▸ **JOB**
Report the count of lines below in which the string "eigene" occurs; include nothing else.
═══
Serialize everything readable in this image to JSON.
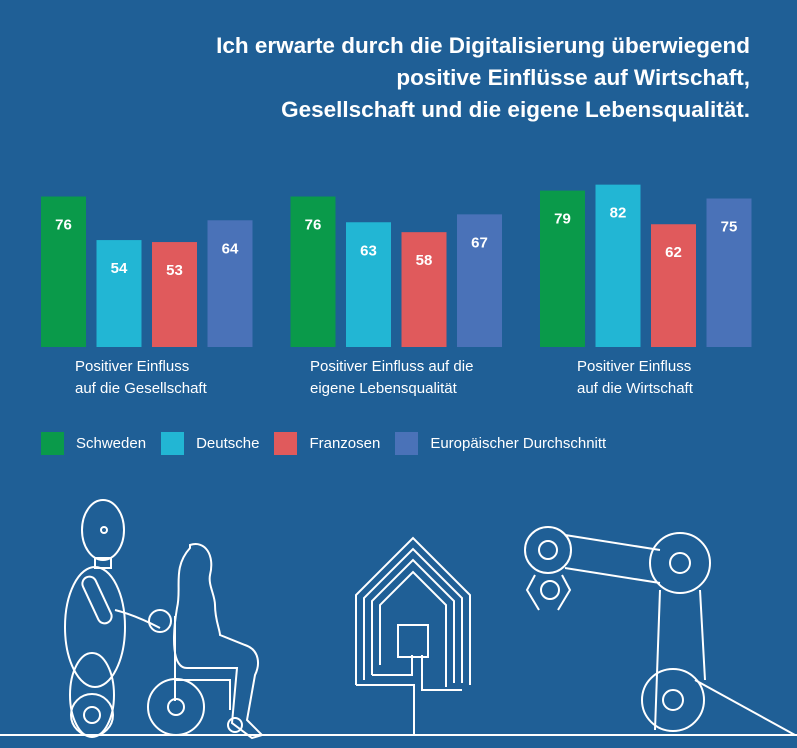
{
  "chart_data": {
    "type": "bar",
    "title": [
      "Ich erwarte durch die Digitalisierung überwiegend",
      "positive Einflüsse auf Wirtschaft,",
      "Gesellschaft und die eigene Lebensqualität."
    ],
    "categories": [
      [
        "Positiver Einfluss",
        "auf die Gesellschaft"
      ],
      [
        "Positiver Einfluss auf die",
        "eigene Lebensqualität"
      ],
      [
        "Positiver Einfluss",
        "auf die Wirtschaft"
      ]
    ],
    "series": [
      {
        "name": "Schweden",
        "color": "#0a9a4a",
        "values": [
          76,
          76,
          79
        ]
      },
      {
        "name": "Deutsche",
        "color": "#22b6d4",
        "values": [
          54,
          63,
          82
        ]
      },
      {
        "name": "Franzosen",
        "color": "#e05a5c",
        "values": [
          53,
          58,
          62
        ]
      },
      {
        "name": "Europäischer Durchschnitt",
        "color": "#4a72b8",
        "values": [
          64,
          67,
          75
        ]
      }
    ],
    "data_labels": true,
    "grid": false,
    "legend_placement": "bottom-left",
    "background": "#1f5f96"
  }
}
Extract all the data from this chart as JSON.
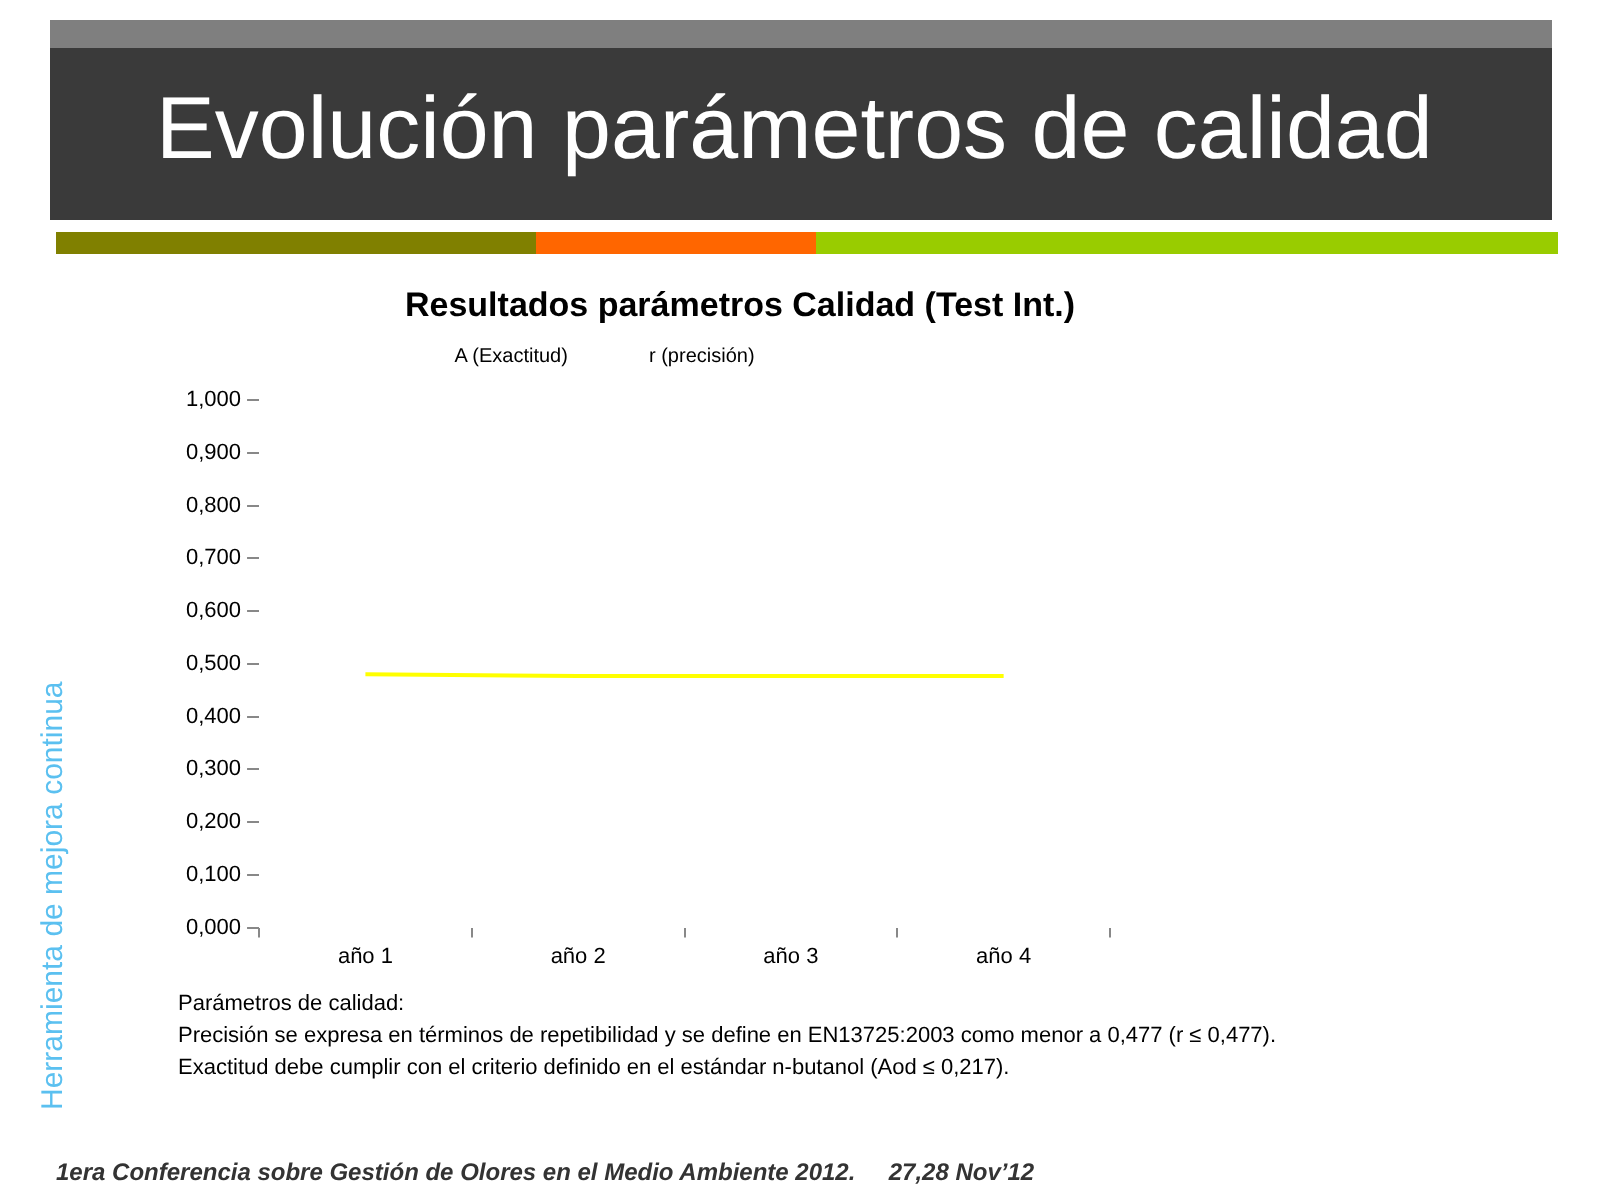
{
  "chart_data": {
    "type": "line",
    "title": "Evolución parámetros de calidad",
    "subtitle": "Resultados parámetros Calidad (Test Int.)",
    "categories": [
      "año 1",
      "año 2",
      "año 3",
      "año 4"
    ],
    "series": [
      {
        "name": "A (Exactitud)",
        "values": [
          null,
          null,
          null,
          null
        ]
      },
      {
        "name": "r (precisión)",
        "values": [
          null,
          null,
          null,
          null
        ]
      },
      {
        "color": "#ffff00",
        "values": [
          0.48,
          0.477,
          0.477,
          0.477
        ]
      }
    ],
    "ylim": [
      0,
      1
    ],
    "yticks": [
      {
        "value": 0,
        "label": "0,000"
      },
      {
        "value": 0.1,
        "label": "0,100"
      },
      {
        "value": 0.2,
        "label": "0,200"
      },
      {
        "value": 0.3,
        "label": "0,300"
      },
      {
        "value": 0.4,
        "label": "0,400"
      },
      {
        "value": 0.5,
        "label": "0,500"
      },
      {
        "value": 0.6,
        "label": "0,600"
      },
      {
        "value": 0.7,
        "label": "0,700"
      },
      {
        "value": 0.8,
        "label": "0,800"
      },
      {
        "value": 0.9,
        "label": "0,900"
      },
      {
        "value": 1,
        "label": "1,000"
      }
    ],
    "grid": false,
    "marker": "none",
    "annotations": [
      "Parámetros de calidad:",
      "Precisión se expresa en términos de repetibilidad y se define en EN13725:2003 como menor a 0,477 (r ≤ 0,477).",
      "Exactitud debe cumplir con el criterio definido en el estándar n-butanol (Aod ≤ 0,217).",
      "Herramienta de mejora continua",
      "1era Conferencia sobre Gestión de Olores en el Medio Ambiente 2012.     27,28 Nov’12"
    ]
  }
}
═══
▸ **OUTPUT BELOW**
2